#### AVAILABLE DATA ####
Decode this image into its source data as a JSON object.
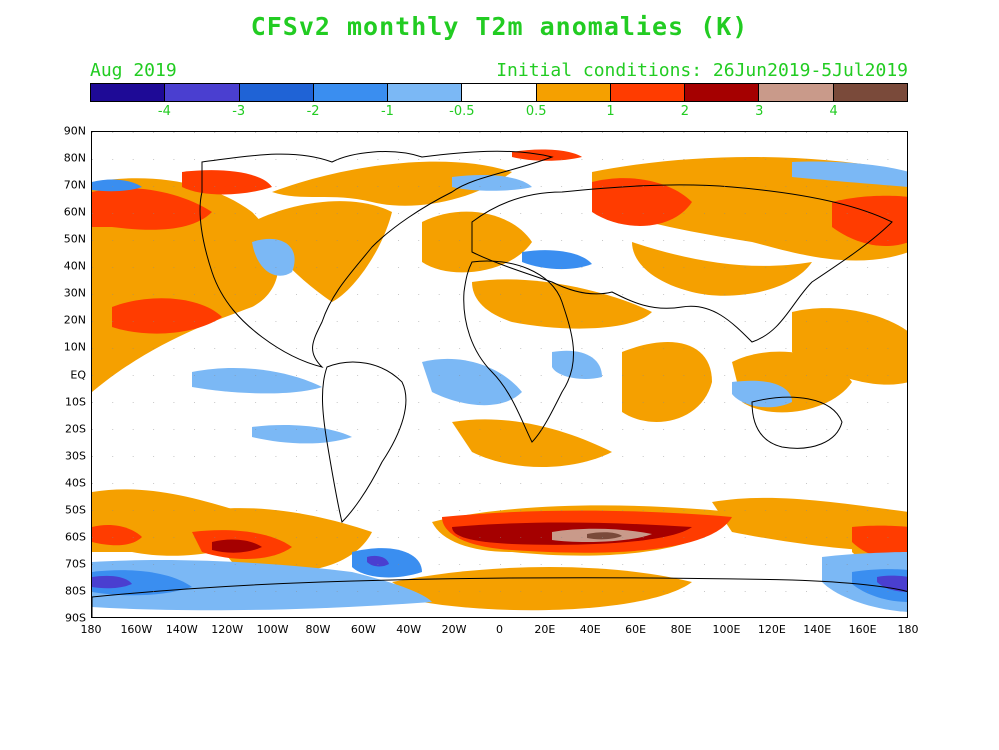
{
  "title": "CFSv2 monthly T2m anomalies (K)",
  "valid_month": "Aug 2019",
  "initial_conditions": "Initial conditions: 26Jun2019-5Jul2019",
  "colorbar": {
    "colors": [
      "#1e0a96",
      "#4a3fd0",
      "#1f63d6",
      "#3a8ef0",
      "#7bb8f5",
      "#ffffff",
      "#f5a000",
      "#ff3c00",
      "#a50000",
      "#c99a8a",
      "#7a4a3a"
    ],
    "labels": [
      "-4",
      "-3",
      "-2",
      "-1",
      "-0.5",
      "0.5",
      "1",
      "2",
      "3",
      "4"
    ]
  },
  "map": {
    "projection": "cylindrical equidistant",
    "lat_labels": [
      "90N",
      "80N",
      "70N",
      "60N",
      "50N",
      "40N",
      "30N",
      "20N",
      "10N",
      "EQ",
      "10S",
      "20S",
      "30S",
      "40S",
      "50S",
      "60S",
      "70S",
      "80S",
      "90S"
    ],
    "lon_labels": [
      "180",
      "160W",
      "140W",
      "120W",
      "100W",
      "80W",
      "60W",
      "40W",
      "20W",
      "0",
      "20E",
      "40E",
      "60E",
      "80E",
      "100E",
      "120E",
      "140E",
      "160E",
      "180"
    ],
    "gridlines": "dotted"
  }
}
####
#### AVAILABLE DATA ####
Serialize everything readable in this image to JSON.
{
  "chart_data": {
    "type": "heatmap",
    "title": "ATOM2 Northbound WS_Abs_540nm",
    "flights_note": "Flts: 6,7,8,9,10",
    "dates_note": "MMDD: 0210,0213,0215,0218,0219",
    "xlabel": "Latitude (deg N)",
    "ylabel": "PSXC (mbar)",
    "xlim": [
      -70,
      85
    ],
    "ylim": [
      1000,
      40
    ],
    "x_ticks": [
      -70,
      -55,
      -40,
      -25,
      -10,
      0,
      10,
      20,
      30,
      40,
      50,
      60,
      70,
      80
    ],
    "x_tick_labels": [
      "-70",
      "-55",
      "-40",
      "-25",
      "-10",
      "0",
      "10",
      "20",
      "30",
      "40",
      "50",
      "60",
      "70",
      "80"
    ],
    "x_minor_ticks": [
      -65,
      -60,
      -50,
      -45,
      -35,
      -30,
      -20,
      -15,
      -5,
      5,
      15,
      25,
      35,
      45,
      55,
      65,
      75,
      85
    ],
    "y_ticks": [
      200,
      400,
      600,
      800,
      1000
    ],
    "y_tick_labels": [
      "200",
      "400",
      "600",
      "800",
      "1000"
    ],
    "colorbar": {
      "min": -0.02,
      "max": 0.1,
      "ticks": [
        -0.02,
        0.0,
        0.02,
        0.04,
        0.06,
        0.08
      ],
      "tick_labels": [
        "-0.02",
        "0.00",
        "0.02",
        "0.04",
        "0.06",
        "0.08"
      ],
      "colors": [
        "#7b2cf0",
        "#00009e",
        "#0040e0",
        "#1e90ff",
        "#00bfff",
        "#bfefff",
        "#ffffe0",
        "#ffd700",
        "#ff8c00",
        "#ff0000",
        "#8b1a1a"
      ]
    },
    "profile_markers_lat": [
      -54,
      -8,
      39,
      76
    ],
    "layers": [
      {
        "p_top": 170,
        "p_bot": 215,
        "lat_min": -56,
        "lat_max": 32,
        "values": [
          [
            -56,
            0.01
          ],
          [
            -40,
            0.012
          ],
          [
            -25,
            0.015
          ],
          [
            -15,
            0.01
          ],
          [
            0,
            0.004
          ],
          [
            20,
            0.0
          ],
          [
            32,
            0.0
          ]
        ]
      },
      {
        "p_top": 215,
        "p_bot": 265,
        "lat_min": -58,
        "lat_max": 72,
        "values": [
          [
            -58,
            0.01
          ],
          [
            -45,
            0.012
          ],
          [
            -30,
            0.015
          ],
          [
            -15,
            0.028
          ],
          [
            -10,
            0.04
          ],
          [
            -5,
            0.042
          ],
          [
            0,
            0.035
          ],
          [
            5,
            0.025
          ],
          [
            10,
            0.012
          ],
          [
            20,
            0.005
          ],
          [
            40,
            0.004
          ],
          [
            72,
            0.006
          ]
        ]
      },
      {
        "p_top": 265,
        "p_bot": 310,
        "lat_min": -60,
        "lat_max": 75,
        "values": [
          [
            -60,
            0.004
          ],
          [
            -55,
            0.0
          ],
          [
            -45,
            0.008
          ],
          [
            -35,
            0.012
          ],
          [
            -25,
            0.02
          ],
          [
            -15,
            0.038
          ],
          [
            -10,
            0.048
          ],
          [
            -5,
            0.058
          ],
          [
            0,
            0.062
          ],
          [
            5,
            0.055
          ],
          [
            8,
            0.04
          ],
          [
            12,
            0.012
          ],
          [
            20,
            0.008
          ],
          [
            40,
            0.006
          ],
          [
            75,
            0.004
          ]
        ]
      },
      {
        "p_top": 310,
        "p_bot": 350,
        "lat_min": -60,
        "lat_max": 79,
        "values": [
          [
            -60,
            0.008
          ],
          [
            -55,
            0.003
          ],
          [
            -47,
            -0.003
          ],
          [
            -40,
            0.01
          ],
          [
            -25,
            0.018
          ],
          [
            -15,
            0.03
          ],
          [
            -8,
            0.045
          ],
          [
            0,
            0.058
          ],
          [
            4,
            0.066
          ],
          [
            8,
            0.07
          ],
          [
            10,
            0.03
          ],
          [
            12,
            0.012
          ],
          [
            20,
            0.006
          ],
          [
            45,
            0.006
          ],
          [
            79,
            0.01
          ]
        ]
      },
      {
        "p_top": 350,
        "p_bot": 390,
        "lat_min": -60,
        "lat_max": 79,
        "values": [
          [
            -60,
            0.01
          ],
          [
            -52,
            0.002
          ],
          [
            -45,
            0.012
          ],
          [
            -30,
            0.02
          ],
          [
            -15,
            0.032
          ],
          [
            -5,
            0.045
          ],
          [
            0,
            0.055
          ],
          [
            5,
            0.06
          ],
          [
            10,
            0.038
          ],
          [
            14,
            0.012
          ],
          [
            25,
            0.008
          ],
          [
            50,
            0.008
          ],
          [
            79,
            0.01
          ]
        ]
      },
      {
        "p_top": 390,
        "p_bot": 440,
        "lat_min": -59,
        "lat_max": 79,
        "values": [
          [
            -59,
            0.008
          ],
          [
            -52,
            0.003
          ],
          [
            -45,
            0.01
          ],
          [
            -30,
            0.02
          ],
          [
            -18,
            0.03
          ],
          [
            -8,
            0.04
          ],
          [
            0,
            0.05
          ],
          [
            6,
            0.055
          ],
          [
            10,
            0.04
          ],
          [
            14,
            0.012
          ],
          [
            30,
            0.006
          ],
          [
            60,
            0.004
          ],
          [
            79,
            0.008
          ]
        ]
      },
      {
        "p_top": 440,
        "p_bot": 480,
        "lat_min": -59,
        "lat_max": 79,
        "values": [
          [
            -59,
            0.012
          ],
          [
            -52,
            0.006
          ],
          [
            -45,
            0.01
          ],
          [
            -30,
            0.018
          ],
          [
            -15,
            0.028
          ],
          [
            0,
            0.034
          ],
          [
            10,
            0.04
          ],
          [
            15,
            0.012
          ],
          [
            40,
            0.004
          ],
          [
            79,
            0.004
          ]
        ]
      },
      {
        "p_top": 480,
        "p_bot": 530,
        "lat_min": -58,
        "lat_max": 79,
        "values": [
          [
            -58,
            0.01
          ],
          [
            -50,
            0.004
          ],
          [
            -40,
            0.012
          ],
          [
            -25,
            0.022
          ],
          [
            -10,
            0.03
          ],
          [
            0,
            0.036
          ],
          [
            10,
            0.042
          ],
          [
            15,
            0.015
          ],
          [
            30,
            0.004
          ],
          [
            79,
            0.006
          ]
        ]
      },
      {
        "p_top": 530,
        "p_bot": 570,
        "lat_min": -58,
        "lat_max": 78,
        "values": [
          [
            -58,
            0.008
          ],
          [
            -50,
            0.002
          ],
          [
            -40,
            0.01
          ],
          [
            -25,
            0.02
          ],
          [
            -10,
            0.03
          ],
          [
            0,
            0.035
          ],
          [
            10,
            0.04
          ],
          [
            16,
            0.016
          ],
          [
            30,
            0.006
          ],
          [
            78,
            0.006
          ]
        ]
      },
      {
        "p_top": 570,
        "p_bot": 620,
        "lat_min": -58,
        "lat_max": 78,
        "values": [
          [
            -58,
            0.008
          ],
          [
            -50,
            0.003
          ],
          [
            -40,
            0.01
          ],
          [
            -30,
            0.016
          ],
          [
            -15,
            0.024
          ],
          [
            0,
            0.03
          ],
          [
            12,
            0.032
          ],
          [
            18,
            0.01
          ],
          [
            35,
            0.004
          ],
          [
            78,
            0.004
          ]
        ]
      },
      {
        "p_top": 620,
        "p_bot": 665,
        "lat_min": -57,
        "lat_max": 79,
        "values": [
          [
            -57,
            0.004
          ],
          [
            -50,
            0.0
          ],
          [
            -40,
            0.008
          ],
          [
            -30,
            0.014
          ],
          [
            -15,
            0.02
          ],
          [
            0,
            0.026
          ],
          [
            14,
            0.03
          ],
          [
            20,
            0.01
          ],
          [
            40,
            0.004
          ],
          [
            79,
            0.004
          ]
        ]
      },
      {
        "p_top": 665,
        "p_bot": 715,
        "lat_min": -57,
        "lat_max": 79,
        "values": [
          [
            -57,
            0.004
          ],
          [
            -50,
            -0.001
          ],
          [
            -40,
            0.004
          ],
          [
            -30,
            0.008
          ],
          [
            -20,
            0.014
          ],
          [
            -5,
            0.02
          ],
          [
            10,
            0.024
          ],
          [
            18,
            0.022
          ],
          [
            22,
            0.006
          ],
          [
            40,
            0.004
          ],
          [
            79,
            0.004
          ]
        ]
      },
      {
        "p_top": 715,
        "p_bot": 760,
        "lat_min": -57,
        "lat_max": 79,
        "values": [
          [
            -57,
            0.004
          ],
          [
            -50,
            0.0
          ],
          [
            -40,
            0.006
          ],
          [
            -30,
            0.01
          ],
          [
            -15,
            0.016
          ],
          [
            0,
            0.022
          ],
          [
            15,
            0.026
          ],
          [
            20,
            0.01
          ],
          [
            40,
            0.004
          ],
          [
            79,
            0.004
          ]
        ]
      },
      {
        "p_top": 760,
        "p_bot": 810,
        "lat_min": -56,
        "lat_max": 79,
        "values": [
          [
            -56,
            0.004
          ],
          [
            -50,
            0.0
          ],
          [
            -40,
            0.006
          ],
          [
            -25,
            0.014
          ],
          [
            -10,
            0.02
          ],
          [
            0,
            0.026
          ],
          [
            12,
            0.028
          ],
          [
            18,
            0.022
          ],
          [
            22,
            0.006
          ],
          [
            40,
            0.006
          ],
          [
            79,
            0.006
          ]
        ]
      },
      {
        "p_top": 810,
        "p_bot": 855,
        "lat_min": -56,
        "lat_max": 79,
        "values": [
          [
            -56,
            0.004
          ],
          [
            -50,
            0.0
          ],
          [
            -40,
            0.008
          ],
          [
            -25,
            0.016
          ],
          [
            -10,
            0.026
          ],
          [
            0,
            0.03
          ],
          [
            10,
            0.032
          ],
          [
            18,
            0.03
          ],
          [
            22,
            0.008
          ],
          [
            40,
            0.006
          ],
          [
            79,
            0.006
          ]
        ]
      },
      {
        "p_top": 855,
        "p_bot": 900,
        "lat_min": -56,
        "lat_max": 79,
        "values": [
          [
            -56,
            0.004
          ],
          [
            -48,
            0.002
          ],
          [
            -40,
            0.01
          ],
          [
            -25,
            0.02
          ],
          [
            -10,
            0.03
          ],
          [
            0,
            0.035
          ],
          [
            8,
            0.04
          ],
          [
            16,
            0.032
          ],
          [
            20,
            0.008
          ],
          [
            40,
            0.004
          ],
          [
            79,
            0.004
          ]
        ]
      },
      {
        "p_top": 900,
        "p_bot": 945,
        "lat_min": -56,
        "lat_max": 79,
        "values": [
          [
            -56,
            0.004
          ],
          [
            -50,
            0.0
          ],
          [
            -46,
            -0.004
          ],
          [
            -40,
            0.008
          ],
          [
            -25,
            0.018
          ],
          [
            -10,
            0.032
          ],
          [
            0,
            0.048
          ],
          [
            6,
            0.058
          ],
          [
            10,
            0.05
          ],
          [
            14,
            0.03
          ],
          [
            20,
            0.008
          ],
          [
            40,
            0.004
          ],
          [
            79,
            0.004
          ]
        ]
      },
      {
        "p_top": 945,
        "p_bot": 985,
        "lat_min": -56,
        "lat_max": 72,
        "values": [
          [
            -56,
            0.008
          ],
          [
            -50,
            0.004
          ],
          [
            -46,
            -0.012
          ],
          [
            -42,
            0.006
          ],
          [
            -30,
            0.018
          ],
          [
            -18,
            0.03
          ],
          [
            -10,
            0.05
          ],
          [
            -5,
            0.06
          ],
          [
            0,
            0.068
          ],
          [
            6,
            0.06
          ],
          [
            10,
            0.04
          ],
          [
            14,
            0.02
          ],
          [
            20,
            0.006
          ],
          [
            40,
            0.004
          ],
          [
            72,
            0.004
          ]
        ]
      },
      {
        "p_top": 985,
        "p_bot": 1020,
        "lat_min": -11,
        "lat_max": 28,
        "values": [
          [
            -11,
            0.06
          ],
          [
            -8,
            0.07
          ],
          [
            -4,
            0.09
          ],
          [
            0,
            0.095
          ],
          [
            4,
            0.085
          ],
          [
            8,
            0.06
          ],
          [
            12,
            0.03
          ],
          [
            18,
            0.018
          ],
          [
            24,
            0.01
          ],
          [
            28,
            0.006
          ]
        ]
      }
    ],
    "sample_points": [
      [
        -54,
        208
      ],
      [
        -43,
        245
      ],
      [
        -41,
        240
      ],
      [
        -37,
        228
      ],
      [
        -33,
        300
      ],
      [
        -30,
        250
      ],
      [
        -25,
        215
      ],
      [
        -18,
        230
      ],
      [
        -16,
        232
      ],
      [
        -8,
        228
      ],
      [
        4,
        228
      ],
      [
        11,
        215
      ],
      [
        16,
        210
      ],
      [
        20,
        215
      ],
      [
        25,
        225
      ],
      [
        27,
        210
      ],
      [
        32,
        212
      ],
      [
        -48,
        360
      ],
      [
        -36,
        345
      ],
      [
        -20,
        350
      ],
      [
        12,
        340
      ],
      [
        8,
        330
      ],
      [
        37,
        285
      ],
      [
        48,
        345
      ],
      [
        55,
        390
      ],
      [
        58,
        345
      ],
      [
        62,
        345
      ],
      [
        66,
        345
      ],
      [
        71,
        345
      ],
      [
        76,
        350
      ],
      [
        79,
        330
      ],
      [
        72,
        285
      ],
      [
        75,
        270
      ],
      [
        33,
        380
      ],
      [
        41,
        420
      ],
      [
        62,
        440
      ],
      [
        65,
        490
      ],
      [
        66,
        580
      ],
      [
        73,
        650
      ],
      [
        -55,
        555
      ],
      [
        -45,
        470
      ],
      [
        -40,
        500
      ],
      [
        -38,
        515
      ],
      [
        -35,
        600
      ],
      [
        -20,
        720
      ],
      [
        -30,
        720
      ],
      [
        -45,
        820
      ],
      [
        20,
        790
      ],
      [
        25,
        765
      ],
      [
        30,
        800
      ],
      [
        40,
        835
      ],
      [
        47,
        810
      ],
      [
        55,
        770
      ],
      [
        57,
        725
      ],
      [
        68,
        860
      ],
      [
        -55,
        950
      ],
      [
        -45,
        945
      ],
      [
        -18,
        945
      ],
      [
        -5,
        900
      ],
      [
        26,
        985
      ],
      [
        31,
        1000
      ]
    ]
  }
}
####
#### AVAILABLE DATA ####
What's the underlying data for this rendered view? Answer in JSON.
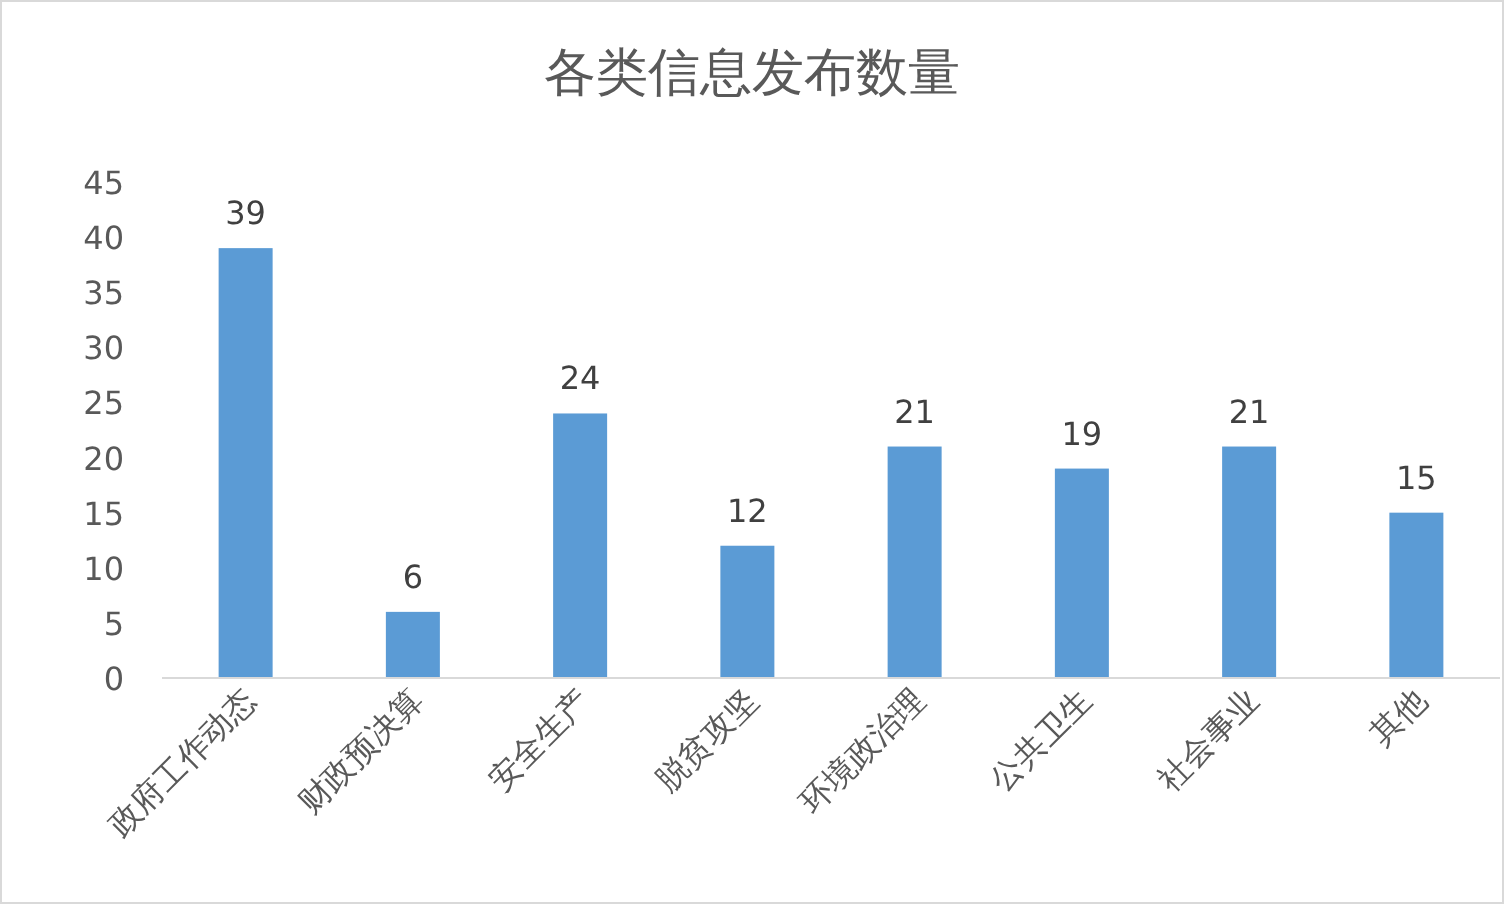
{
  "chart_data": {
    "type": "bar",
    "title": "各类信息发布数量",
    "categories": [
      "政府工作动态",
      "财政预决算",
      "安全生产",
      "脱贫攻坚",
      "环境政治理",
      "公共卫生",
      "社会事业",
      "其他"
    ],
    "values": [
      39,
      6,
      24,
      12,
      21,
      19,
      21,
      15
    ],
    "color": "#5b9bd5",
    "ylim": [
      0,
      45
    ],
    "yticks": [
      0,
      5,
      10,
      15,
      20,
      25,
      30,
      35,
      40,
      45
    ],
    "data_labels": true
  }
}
####
• [WHAT THE TASK ASKS]:
Each line in the material either holds the string "image" or does not. State how many do, and nothing else.

• [WRITTEN REPLY]:
2